TASK DIRECTIONS » Extract the entries in their exact form.

DATASET »
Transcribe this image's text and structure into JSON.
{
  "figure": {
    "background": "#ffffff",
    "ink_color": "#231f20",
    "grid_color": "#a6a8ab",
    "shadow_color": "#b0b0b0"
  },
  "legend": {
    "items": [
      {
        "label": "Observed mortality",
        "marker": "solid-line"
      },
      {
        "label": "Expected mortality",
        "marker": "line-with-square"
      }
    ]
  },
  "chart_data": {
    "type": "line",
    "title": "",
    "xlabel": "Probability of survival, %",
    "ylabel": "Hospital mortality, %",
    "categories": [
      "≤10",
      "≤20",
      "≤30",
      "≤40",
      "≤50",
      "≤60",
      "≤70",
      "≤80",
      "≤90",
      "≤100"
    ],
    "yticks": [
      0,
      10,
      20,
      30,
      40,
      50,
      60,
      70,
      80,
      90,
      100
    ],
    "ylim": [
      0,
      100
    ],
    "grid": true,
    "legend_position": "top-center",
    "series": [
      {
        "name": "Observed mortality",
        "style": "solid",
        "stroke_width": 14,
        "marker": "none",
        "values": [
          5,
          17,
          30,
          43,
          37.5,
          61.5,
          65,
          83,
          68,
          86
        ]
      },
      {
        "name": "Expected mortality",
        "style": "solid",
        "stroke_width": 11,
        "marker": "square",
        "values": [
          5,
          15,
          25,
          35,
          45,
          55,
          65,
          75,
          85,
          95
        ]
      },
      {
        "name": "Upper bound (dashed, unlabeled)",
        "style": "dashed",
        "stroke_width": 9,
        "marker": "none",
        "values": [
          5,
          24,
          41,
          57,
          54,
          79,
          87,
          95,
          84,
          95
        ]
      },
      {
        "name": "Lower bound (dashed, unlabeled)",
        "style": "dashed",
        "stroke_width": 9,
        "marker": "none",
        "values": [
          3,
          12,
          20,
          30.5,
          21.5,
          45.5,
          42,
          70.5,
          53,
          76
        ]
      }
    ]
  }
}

RESULT FOR THIS TASK »
Transcribe this image's text and structure into JSON.
{
  "figure": {
    "background": "#ffffff",
    "ink_color": "#231f20",
    "grid_color": "#a6a8ab",
    "shadow_color": "#b0b0b0"
  },
  "legend": {
    "items": [
      {
        "label": "Observed mortality",
        "marker": "solid-line"
      },
      {
        "label": "Expected mortality",
        "marker": "line-with-square"
      }
    ]
  },
  "chart_data": {
    "type": "line",
    "title": "",
    "xlabel": "Probability of survival, %",
    "ylabel": "Hospital mortality, %",
    "categories": [
      "≤10",
      "≤20",
      "≤30",
      "≤40",
      "≤50",
      "≤60",
      "≤70",
      "≤80",
      "≤90",
      "≤100"
    ],
    "yticks": [
      0,
      10,
      20,
      30,
      40,
      50,
      60,
      70,
      80,
      90,
      100
    ],
    "ylim": [
      0,
      100
    ],
    "grid": true,
    "legend_position": "top-center",
    "series": [
      {
        "name": "Observed mortality",
        "style": "solid",
        "stroke_width": 14,
        "marker": "none",
        "values": [
          5,
          17,
          30,
          43,
          37.5,
          61.5,
          65,
          83,
          68,
          86
        ]
      },
      {
        "name": "Expected mortality",
        "style": "solid",
        "stroke_width": 11,
        "marker": "square",
        "values": [
          5,
          15,
          25,
          35,
          45,
          55,
          65,
          75,
          85,
          95
        ]
      },
      {
        "name": "Upper bound (dashed, unlabeled)",
        "style": "dashed",
        "stroke_width": 9,
        "marker": "none",
        "values": [
          5,
          24,
          41,
          57,
          54,
          79,
          87,
          95,
          84,
          95
        ]
      },
      {
        "name": "Lower bound (dashed, unlabeled)",
        "style": "dashed",
        "stroke_width": 9,
        "marker": "none",
        "values": [
          3,
          12,
          20,
          30.5,
          21.5,
          45.5,
          42,
          70.5,
          53,
          76
        ]
      }
    ]
  }
}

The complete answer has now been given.